• _Goal_:
Lift out all lines below that contain "retard".

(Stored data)
————

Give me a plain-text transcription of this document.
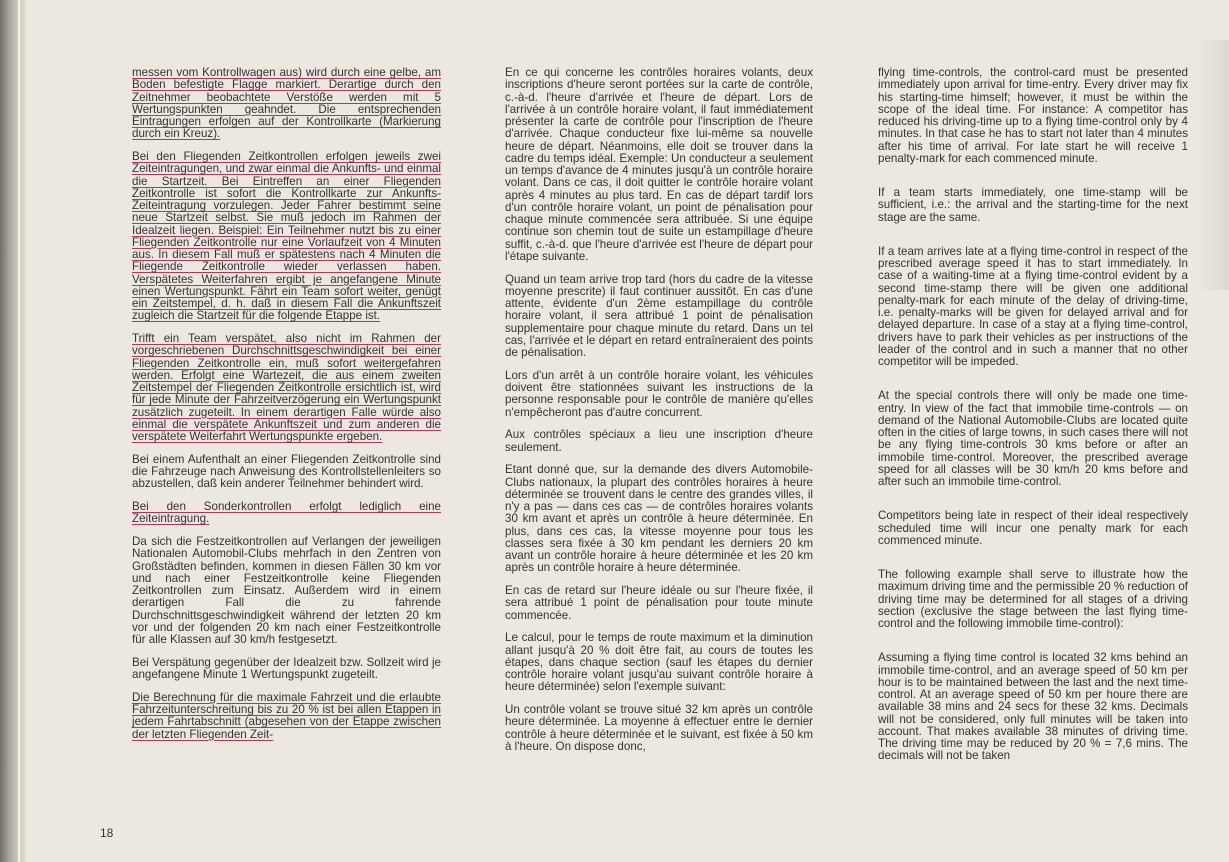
messen vom Kontrollwagen aus) wird durch eine gelbe, am Boden befestigte Flagge markiert. Derartige durch den Zeitnehmer beobachtete Verstöße werden mit 5 Wertungspunkten geahndet. Die entsprechenden Eintragungen erfolgen auf der Kontrollkarte (Markierung durch ein Kreuz).

Bei den Fliegenden Zeitkontrollen erfolgen jeweils zwei Zeiteintragungen, und zwar einmal die Ankunfts- und einmal die Startzeit. Bei Eintreffen an einer Fliegenden Zeitkontrolle ist sofort die Kontrollkarte zur Ankunfts-Zeiteintragung vorzulegen. Jeder Fahrer bestimmt seine neue Startzeit selbst. Sie muß jedoch im Rahmen der Idealzeit liegen. Beispiel: Ein Teilnehmer nutzt bis zu einer Fliegenden Zeitkontrolle nur eine Vorlaufzeit von 4 Minuten aus. In diesem Fall muß er spätestens nach 4 Minuten die Fliegende Zeitkontrolle wieder verlassen haben. Verspätetes Weiterfahren ergibt je angefangene Minute einen Wertungspunkt. Fährt ein Team sofort weiter, genügt ein Zeitstempel, d. h. daß in diesem Fall die Ankunftszeit zugleich die Startzeit für die folgende Etappe ist.

Trifft ein Team verspätet, also nicht im Rahmen der vorgeschriebenen Durchschnittsgeschwindigkeit bei einer Fliegenden Zeitkontrolle ein, muß sofort weitergefahren werden. Erfolgt eine Wartezeit, die aus einem zweiten Zeitstempel der Fliegenden Zeitkontrolle ersichtlich ist, wird für jede Minute der Fahrzeitverzögerung ein Wertungspunkt zusätzlich zugeteilt. In einem derartigen Falle würde also einmal die verspätete Ankunftszeit und zum anderen die verspätete Weiterfahrt Wertungspunkte ergeben.

Bei einem Aufenthalt an einer Fliegenden Zeitkontrolle sind die Fahrzeuge nach Anweisung des Kontrollstellenleiters so abzustellen, daß kein anderer Teilnehmer behindert wird.

Bei den Sonderkontrollen erfolgt lediglich eine Zeiteintragung.

Da sich die Festzeitkontrollen auf Verlangen der jeweiligen Nationalen Automobil-Clubs mehrfach in den Zentren von Großstädten befinden, kommen in diesen Fällen 30 km vor und nach einer Festzeitkontrolle keine Fliegenden Zeitkontrollen zum Einsatz. Außerdem wird in einem derartigen Fall die zu fahrende Durchschnittsgeschwindigkeit während der letzten 20 km vor und der folgenden 20 km nach einer Festzeitkontrolle für alle Klassen auf 30 km/h festgesetzt.

Bei Verspätung gegenüber der Idealzeit bzw. Sollzeit wird je angefangene Minute 1 Wertungspunkt zugeteilt.

Die Berechnung für die maximale Fahrzeit und die erlaubte Fahrzeitunterschreitung bis zu 20 % ist bei allen Etappen in jedem Fahrtabschnitt (abgesehen von der Etappe zwischen der letzten Fliegenden Zeit-

En ce qui concerne les contrôles horaires volants, deux inscriptions d'heure seront portées sur la carte de contrôle, c.-à-d. l'heure d'arrivée et l'heure de départ. Lors de l'arrivée à un contrôle horaire volant, il faut immédiatement présenter la carte de contrôle pour l'inscription de l'heure d'arrivée. Chaque conducteur fixe lui-même sa nouvelle heure de départ. Néanmoins, elle doit se trouver dans la cadre du temps idéal. Exemple: Un conducteur a seulement un temps d'avance de 4 minutes jusqu'à un contrôle horaire volant. Dans ce cas, il doit quitter le contrôle horaire volant après 4 minutes au plus tard. En cas de départ tardif lors d'un contrôle horaire volant, un point de pénalisation pour chaque minute commencée sera attribuée. Si une équipe continue son chemin tout de suite un estampillage d'heure suffit, c.-à-d. que l'heure d'arrivée est l'heure de départ pour l'étape suivante.

Quand un team arrive trop tard (hors du cadre de la vitesse moyenne prescrite) il faut continuer aussitôt. En cas d'une attente, évidente d'un 2ème estampillage du contrôle horaire volant, il sera attribué 1 point de pénalisation supplementaire pour chaque minute du retard. Dans un tel cas, l'arrivée et le départ en retard entraîneraient des points de pénalisation.

Lors d'un arrêt à un contrôle horaire volant, les véhicules doivent être stationnées suivant les instructions de la personne responsable pour le contrôle de manière qu'elles n'empêcheront pas d'autre concurrent.

Aux contrôles spéciaux a lieu une inscription d'heure seulement.

Etant donné que, sur la demande des divers Automobile-Clubs nationaux, la plupart des contrôles horaires à heure déterminée se trouvent dans le centre des grandes villes, il n'y a pas — dans ces cas — de contrôles horaires volants 30 km avant et après un contrôle à heure déterminée. En plus, dans ces cas, la vitesse moyenne pour tous les classes sera fixée à 30 km pendant les derniers 20 km avant un contrôle horaire à heure déterminée et les 20 km après un contrôle horaire à heure déterminée.

En cas de retard sur l'heure idéale ou sur l'heure fixée, il sera attribué 1 point de pénalisation pour toute minute commencée.

Le calcul, pour le temps de route maximum et la diminution allant jusqu'à 20 % doit être fait, au cours de toutes les étapes, dans chaque section (sauf les étapes du dernier contrôle horaire volant jusqu'au suivant contrôle horaire à heure déterminée) selon l'exemple suivant:

Un contrôle volant se trouve situé 32 km après un contrôle heure déterminée. La moyenne à effectuer entre le dernier contrôle à heure déterminée et le suivant, est fixée à 50 km à l'heure. On dispose donc,

flying time-controls, the control-card must be presented immediately upon arrival for time-entry. Every driver may fix his starting-time himself; however, it must be within the scope of the ideal time. For instance: A competitor has reduced his driving-time up to a flying time-control only by 4 minutes. In that case he has to start not later than 4 minutes after his time of arrival. For late start he will receive 1 penalty-mark for each commenced minute.

If a team starts immediately, one time-stamp will be sufficient, i.e.: the arrival and the starting-time for the next stage are the same.

If a team arrives late at a flying time-control in respect of the prescribed average speed it has to start immediately. In case of a waiting-time at a flying time-control evident by a second time-stamp there will be given one additional penalty-mark for each minute of the delay of driving-time, i.e. penalty-marks will be given for delayed arrival and for delayed departure. In case of a stay at a flying time-control, drivers have to park their vehicles as per instructions of the leader of the control and in such a manner that no other competitor will be impeded.

At the special controls there will only be made one time-entry. In view of the fact that immobile time-controls — on demand of the National Automobile-Clubs are located quite often in the cities of large towns, in such cases there will not be any flying time-controls 30 kms before or after an immobile time-control. Moreover, the prescribed average speed for all classes will be 30 km/h 20 kms before and after such an immobile time-control.

Competitors being late in respect of their ideal respectively scheduled time will incur one penalty mark for each commenced minute.

The following example shall serve to illustrate how the maximum driving time and the permissible 20 % reduction of driving time may be determined for all stages of a driving section (exclusive the stage between the last flying time-control and the following immobile time-control):

Assuming a flying time control is located 32 kms behind an immobile time-control, and an average speed of 50 km per hour is to be maintained between the last and the next time-control. At an average speed of 50 km per houre there are available 38 mins and 24 secs for these 32 kms. Decimals will not be considered, only full minutes will be taken into account. That makes available 38 minutes of driving time. The driving time may be reduced by 20 % = 7,6 mins. The decimals will not be taken

18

————

• _Result_:
Quand un team arrive trop tard (hors du cadre de la vitesse moyenne prescrite) il faut continuer aussitôt. En cas d'une attente, évidente d'un 2ème estampillage du contrôle horaire volant, il sera attribué 1 point de pénalisation supplementaire pour chaque minute du retard. Dans un tel cas, l'arrivée et le départ en retard entraîneraient des points de pénalisation.
En cas de retard sur l'heure idéale ou sur l'heure fixée, il sera attribué 1 point de pénalisation pour toute minute commencée.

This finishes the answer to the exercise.